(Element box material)
◆ ◆ ◆ ◆ ◆

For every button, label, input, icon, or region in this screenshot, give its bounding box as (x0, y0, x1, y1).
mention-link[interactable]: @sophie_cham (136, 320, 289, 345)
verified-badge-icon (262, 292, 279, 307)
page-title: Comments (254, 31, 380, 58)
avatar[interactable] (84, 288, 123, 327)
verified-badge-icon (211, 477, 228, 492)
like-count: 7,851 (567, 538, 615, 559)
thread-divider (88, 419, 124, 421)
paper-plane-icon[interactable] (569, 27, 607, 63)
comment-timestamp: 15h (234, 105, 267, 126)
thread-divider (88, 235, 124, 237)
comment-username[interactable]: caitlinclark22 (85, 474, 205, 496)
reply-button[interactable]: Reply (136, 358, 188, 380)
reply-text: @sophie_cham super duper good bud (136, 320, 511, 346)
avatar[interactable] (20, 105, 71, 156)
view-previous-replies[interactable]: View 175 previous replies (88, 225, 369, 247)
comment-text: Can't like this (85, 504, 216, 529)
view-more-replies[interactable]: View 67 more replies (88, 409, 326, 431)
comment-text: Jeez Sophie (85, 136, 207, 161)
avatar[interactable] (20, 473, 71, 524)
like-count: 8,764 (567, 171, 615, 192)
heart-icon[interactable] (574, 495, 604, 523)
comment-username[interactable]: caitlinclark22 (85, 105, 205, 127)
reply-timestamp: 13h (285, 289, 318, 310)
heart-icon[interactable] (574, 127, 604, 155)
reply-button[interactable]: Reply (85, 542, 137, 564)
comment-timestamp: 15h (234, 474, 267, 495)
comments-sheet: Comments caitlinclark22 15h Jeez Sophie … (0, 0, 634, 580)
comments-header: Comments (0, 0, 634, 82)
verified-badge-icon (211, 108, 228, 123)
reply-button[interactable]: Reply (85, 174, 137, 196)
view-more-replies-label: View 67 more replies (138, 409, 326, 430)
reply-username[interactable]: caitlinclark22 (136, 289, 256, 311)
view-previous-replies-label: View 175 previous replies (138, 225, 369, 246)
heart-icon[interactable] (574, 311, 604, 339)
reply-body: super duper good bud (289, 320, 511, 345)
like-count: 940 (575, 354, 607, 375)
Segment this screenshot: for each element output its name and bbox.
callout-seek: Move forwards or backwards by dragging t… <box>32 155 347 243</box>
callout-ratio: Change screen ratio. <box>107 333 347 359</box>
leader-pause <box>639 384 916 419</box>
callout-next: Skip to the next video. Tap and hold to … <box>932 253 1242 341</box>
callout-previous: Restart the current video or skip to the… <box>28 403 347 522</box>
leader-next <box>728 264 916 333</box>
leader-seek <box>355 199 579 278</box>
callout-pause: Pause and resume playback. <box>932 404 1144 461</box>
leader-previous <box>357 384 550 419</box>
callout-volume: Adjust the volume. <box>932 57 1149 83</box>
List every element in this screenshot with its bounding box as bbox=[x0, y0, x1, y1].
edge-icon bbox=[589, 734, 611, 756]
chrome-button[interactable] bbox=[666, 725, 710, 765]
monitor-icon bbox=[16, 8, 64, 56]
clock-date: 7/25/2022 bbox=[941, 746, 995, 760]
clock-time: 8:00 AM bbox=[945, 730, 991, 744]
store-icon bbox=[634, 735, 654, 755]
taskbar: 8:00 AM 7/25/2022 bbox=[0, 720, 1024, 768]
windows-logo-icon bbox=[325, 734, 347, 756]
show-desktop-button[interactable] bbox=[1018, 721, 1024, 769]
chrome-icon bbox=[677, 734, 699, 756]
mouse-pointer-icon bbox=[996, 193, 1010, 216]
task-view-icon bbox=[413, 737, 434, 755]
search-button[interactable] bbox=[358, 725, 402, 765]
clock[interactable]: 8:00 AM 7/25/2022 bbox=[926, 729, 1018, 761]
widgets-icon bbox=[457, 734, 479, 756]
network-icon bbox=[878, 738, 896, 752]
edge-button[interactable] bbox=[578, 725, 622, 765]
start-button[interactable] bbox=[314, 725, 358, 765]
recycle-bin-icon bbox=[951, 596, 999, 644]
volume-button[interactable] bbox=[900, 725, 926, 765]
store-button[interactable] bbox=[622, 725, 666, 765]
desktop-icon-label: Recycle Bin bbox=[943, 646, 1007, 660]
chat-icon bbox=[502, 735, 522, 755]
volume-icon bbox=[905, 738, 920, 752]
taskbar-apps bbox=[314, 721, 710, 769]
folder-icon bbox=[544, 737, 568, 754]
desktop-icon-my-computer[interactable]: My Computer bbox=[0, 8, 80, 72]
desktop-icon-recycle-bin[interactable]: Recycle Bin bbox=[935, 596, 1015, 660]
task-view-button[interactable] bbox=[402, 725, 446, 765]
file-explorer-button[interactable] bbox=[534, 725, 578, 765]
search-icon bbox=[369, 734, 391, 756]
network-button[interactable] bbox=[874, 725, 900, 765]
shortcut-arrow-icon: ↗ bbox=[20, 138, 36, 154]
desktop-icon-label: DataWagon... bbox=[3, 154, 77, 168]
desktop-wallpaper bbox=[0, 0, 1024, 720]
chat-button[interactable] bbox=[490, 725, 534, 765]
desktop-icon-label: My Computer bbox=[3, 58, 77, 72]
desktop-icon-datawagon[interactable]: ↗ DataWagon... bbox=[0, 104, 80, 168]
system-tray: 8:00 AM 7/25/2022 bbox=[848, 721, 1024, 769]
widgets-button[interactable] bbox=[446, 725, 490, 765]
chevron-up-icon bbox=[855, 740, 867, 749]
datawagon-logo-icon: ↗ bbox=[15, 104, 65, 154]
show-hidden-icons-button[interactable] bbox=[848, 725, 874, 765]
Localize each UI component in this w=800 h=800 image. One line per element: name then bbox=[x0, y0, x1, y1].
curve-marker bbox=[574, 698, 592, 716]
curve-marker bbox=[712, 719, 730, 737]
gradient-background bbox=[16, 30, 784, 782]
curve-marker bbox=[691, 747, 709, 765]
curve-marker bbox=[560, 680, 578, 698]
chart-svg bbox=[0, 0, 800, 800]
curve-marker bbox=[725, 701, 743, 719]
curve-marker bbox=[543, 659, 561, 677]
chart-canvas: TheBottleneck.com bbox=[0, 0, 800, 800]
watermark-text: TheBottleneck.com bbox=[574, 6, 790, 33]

◆ ◆ ◆ ◆ ◆

Filter the material above and copy out every line that contains the string "desktop". Matching is case-sensitive.

show-desktop-button[interactable] bbox=[1018, 721, 1024, 769]
desktop-icon-label: Recycle Bin bbox=[943, 646, 1007, 660]
desktop-icon-my-computer[interactable]: My Computer bbox=[0, 8, 80, 72]
desktop-icon-recycle-bin[interactable]: Recycle Bin bbox=[935, 596, 1015, 660]
desktop-icon-label: DataWagon... bbox=[3, 154, 77, 168]
desktop-wallpaper bbox=[0, 0, 1024, 720]
desktop-icon-label: My Computer bbox=[3, 58, 77, 72]
desktop-icon-datawagon[interactable]: ↗ DataWagon... bbox=[0, 104, 80, 168]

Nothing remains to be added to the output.